_Your task:_
Restate the records that follow word for word; no pictures should appear.

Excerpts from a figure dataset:
◇ ◇ ◇ ◇

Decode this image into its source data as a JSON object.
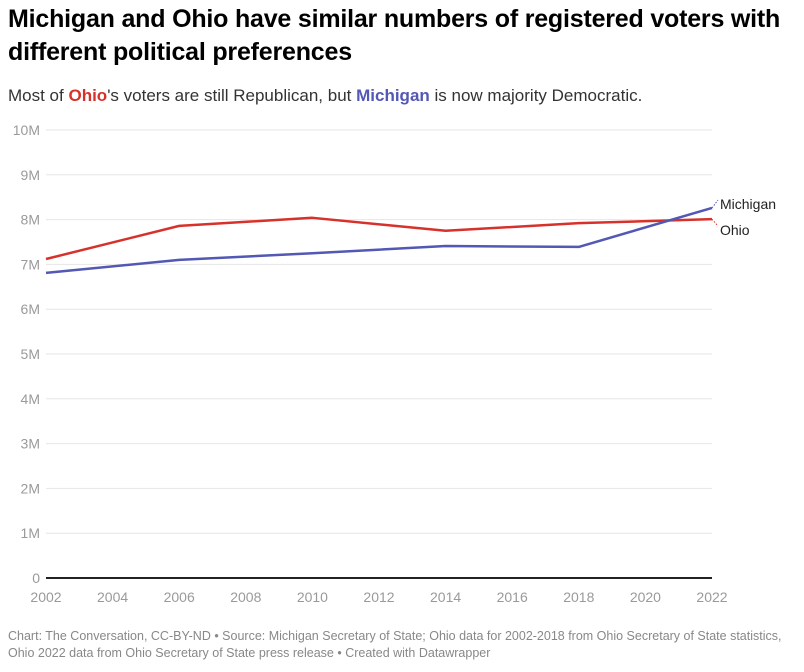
{
  "header": {
    "title": "Michigan and Ohio have similar numbers of registered voters with different political preferences",
    "subtitle_parts": {
      "p1": "Most of ",
      "ohio": "Ohio",
      "p2": "'s voters are still Republican, but ",
      "michigan": "Michigan",
      "p3": " is now majority Democratic."
    }
  },
  "footer": {
    "text": "Chart: The Conversation, CC-BY-ND • Source: Michigan Secretary of State; Ohio data for 2002-2018 from Ohio Secretary of State statistics, Ohio 2022 data from Ohio Secretary of State press release • Created with Datawrapper"
  },
  "chart_data": {
    "type": "line",
    "title": "Michigan and Ohio have similar numbers of registered voters with different political preferences",
    "subtitle": "Most of Ohio's voters are still Republican, but Michigan is now majority Democratic.",
    "xlabel": "",
    "ylabel": "",
    "x": [
      2002,
      2006,
      2010,
      2014,
      2018,
      2022
    ],
    "xlim": [
      2002,
      2022
    ],
    "ylim": [
      0,
      10000000
    ],
    "xticks": [
      "2002",
      "2004",
      "2006",
      "2008",
      "2010",
      "2012",
      "2014",
      "2016",
      "2018",
      "2020",
      "2022"
    ],
    "xtick_values": [
      2002,
      2004,
      2006,
      2008,
      2010,
      2012,
      2014,
      2016,
      2018,
      2020,
      2022
    ],
    "yticks": [
      "0",
      "1M",
      "2M",
      "3M",
      "4M",
      "5M",
      "6M",
      "7M",
      "8M",
      "9M",
      "10M"
    ],
    "ytick_values": [
      0,
      1000000,
      2000000,
      3000000,
      4000000,
      5000000,
      6000000,
      7000000,
      8000000,
      9000000,
      10000000
    ],
    "grid": true,
    "legend": "direct labels at right end of lines",
    "series": [
      {
        "name": "Ohio",
        "color": "#d6322b",
        "values": [
          7120000,
          7860000,
          8040000,
          7750000,
          7920000,
          8010000
        ]
      },
      {
        "name": "Michigan",
        "color": "#5258b3",
        "values": [
          6810000,
          7100000,
          7250000,
          7410000,
          7390000,
          8260000
        ]
      }
    ]
  }
}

◇ ◇ ◇ ◇

_Complete answer:_
Decode this image into its source data as a JSON object.
{
  "header": {
    "title": "Michigan and Ohio have similar numbers of registered voters with different political preferences",
    "subtitle_parts": {
      "p1": "Most of ",
      "ohio": "Ohio",
      "p2": "'s voters are still Republican, but ",
      "michigan": "Michigan",
      "p3": " is now majority Democratic."
    }
  },
  "footer": {
    "text": "Chart: The Conversation, CC-BY-ND • Source: Michigan Secretary of State; Ohio data for 2002-2018 from Ohio Secretary of State statistics, Ohio 2022 data from Ohio Secretary of State press release • Created with Datawrapper"
  },
  "chart_data": {
    "type": "line",
    "title": "Michigan and Ohio have similar numbers of registered voters with different political preferences",
    "subtitle": "Most of Ohio's voters are still Republican, but Michigan is now majority Democratic.",
    "xlabel": "",
    "ylabel": "",
    "x": [
      2002,
      2006,
      2010,
      2014,
      2018,
      2022
    ],
    "xlim": [
      2002,
      2022
    ],
    "ylim": [
      0,
      10000000
    ],
    "xticks": [
      "2002",
      "2004",
      "2006",
      "2008",
      "2010",
      "2012",
      "2014",
      "2016",
      "2018",
      "2020",
      "2022"
    ],
    "xtick_values": [
      2002,
      2004,
      2006,
      2008,
      2010,
      2012,
      2014,
      2016,
      2018,
      2020,
      2022
    ],
    "yticks": [
      "0",
      "1M",
      "2M",
      "3M",
      "4M",
      "5M",
      "6M",
      "7M",
      "8M",
      "9M",
      "10M"
    ],
    "ytick_values": [
      0,
      1000000,
      2000000,
      3000000,
      4000000,
      5000000,
      6000000,
      7000000,
      8000000,
      9000000,
      10000000
    ],
    "grid": true,
    "legend": "direct labels at right end of lines",
    "series": [
      {
        "name": "Ohio",
        "color": "#d6322b",
        "values": [
          7120000,
          7860000,
          8040000,
          7750000,
          7920000,
          8010000
        ]
      },
      {
        "name": "Michigan",
        "color": "#5258b3",
        "values": [
          6810000,
          7100000,
          7250000,
          7410000,
          7390000,
          8260000
        ]
      }
    ]
  }
}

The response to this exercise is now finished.